____ DOCUMENT EXCERPT
The Arts of Industry in the Age of Enlightenment Celina Fox

Publication date:
18 Feb 2010
Paul Mellon Centre
576 pages: 279 x 197mm
200 b-w + 60 color illus.
Sales territories:

This book is about the people who did the work. The arts of industry encompassed both liberal and mechanical realms - not simply the representation of work in the liberal or fine art of painting, but the mechanical arts or skills involved in the processes of industry itself. Drawing on a wealth of primary sources, Celina Fox argues that mechanics and artisans used four principal means to describe and rationalize their work: drawing, model-making, societies and publications. These four channels - which form the four central themes of this engrossing book - provided the basis for experimentation and invention, for explanation and classification, for validation and authorization, promotion and celebration, thus bringing them into the public domain and achieving progress as a true part of the Enlightenment.

The book also examines the status of the mechanical arts from the medieval period to the seventeenth century and explains the motives behind and means by which entrepreneurs, mechanics and artisans sought to present themselves to the world in portraits, and the manner in which industry was depicted in landscape and genre painting, informed by the mechanical skills of close observation and accurate draughtsmanship.

The book concludes with a look at the early nineteenth century when, despite the drive by gentlemen of science and fine artists towards specialization and exclusivity, not to mention the rise of the profession of engineers, the broad sweep of the mechanical arts retained a distinct identity within a somewhat chaotic world of knowledge for far longer than has generally been recognized. The debates their presence provoked concerning the relationship of theory to practice and the problematic nature of art and technical education are still with us today.
________
- [DIRECTION A]: Decide whether each statement agrees with the book description above. Answer yes or no for each, and quote the deciding words. (i) The book names five principal means by which mechanics and artisans described their work. (ii) The book ends by looking at the early nineteenth century. (iii) The book runs to 576 pages.
____ EXTRACTED INFORMATION
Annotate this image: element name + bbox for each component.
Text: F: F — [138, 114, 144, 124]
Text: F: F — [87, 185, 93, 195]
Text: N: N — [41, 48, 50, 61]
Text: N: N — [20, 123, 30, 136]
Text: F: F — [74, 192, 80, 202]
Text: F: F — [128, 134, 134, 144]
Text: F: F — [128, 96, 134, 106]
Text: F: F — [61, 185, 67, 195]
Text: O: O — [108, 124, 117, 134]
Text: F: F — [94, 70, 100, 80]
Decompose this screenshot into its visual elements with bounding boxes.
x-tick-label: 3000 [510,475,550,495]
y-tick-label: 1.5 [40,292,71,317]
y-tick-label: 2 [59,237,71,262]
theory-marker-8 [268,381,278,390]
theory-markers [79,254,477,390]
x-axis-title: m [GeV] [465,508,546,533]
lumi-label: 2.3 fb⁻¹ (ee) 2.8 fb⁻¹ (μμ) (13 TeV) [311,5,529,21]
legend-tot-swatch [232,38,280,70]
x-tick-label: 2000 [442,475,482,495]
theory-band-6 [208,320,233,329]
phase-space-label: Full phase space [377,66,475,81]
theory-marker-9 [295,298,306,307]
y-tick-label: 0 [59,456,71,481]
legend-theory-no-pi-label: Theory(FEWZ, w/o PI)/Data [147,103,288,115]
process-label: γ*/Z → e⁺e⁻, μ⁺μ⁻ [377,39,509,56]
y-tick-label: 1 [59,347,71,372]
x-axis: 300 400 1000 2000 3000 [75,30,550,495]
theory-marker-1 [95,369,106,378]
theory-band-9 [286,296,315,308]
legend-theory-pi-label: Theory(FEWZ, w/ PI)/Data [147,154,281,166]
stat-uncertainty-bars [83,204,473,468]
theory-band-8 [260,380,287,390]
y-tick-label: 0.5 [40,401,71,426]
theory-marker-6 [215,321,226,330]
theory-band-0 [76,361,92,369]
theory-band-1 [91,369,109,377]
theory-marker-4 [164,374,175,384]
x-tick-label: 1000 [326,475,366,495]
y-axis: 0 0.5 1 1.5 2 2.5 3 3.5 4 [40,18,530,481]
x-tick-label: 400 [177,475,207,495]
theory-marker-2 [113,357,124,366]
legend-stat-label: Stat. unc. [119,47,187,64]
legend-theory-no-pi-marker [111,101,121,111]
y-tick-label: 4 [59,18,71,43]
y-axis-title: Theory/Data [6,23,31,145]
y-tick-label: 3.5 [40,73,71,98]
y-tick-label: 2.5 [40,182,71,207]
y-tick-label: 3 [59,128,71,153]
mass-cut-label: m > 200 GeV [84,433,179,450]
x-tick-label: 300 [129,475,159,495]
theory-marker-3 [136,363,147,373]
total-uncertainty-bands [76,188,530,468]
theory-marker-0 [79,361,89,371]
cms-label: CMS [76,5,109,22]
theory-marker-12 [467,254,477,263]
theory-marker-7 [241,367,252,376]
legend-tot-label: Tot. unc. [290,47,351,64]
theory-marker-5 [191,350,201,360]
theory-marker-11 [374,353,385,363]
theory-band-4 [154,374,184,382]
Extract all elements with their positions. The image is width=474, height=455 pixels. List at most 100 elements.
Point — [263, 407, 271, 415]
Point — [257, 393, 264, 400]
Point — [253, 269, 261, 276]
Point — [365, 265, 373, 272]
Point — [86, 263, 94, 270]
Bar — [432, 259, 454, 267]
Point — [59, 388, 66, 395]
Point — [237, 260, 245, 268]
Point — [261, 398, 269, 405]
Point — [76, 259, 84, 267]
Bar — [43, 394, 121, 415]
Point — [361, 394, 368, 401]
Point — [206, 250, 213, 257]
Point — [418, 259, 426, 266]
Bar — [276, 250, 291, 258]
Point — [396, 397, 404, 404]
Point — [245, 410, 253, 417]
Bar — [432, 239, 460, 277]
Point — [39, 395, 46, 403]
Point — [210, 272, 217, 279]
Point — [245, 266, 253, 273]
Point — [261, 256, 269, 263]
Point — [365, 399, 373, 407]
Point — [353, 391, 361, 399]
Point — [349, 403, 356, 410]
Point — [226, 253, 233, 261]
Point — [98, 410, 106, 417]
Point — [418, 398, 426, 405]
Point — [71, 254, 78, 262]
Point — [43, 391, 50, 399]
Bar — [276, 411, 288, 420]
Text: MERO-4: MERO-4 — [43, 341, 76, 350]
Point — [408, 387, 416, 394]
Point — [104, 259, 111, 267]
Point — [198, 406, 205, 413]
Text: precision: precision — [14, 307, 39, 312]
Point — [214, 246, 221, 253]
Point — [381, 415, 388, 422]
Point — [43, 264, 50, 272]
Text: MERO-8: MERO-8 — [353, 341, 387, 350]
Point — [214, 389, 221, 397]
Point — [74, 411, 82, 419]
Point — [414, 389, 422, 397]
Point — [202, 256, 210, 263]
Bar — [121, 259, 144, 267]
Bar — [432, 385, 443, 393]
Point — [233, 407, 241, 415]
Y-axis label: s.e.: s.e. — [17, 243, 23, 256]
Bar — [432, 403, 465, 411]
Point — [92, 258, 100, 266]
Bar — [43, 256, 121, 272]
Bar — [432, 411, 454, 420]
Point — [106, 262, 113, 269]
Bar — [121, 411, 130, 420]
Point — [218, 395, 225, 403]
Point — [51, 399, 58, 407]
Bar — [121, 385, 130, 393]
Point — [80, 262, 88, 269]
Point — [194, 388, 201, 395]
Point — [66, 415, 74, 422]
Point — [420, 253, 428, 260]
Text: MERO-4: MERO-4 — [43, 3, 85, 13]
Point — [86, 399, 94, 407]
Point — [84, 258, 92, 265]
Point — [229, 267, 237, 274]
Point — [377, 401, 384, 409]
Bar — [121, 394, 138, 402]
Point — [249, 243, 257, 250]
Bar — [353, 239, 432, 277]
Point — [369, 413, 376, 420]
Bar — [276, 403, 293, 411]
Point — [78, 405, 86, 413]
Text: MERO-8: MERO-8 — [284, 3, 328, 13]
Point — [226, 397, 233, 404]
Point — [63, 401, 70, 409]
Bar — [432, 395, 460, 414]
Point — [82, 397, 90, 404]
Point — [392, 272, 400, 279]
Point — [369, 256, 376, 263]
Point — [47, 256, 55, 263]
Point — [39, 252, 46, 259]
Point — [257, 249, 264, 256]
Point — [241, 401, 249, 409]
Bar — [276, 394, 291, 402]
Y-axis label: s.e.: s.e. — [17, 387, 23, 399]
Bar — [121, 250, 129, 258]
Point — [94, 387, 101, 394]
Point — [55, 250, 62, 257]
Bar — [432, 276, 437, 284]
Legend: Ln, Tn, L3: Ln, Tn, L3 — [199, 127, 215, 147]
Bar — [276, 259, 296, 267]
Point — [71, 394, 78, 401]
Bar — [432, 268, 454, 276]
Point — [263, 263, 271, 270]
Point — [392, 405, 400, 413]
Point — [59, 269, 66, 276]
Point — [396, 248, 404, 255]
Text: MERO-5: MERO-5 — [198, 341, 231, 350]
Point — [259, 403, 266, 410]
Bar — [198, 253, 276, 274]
________
- [DIRECTION B]: Quote the records word for word, starting at the beginning of the records and ending with the line containing "y-tick-label: 3 [59,128,71,153]". Include both ends.

- [WRITTEN ANSWER A]:
(i) No: "four principal means to describe and rationalize their work: drawing, model-making, societies and publications"
(ii) Yes: "The book concludes with a look at the early nineteenth century"
(iii) Yes: "576 pages: 279 x 197mm"

- [WRITTEN ANSWER B]:
Annotate this image: element name + bbox for each component.
Text: F: F — [138, 114, 144, 124]
Text: F: F — [87, 185, 93, 195]
Text: N: N — [41, 48, 50, 61]
Text: N: N — [20, 123, 30, 136]
Text: F: F — [74, 192, 80, 202]
Text: F: F — [128, 134, 134, 144]
Text: F: F — [128, 96, 134, 106]
Text: F: F — [61, 185, 67, 195]
Text: O: O — [108, 124, 117, 134]
Text: F: F — [94, 70, 100, 80]
Decompose this screenshot into its visual elements with bounding boxes.
x-tick-label: 3000 [510,475,550,495]
y-tick-label: 1.5 [40,292,71,317]
y-tick-label: 2 [59,237,71,262]
theory-marker-8 [268,381,278,390]
theory-markers [79,254,477,390]
x-axis-title: m [GeV] [465,508,546,533]
lumi-label: 2.3 fb⁻¹ (ee) 2.8 fb⁻¹ (μμ) (13 TeV) [311,5,529,21]
legend-tot-swatch [232,38,280,70]
x-tick-label: 2000 [442,475,482,495]
theory-band-6 [208,320,233,329]
phase-space-label: Full phase space [377,66,475,81]
theory-marker-9 [295,298,306,307]
y-tick-label: 0 [59,456,71,481]
legend-theory-no-pi-label: Theory(FEWZ, w/o PI)/Data [147,103,288,115]
process-label: γ*/Z → e⁺e⁻, μ⁺μ⁻ [377,39,509,56]
y-tick-label: 1 [59,347,71,372]
x-axis: 300 400 1000 2000 3000 [75,30,550,495]
theory-marker-1 [95,369,106,378]
theory-band-9 [286,296,315,308]
legend-theory-pi-label: Theory(FEWZ, w/ PI)/Data [147,154,281,166]
stat-uncertainty-bars [83,204,473,468]
theory-band-8 [260,380,287,390]
y-tick-label: 0.5 [40,401,71,426]
theory-marker-6 [215,321,226,330]
theory-band-0 [76,361,92,369]
theory-band-1 [91,369,109,377]
theory-marker-4 [164,374,175,384]
x-tick-label: 1000 [326,475,366,495]
y-axis: 0 0.5 1 1.5 2 2.5 3 3.5 4 [40,18,530,481]
x-tick-label: 400 [177,475,207,495]
theory-marker-2 [113,357,124,366]
legend-stat-label: Stat. unc. [119,47,187,64]
legend-theory-no-pi-marker [111,101,121,111]
y-tick-label: 4 [59,18,71,43]
y-axis-title: Theory/Data [6,23,31,145]
y-tick-label: 3.5 [40,73,71,98]
y-tick-label: 2.5 [40,182,71,207]
y-tick-label: 3 [59,128,71,153]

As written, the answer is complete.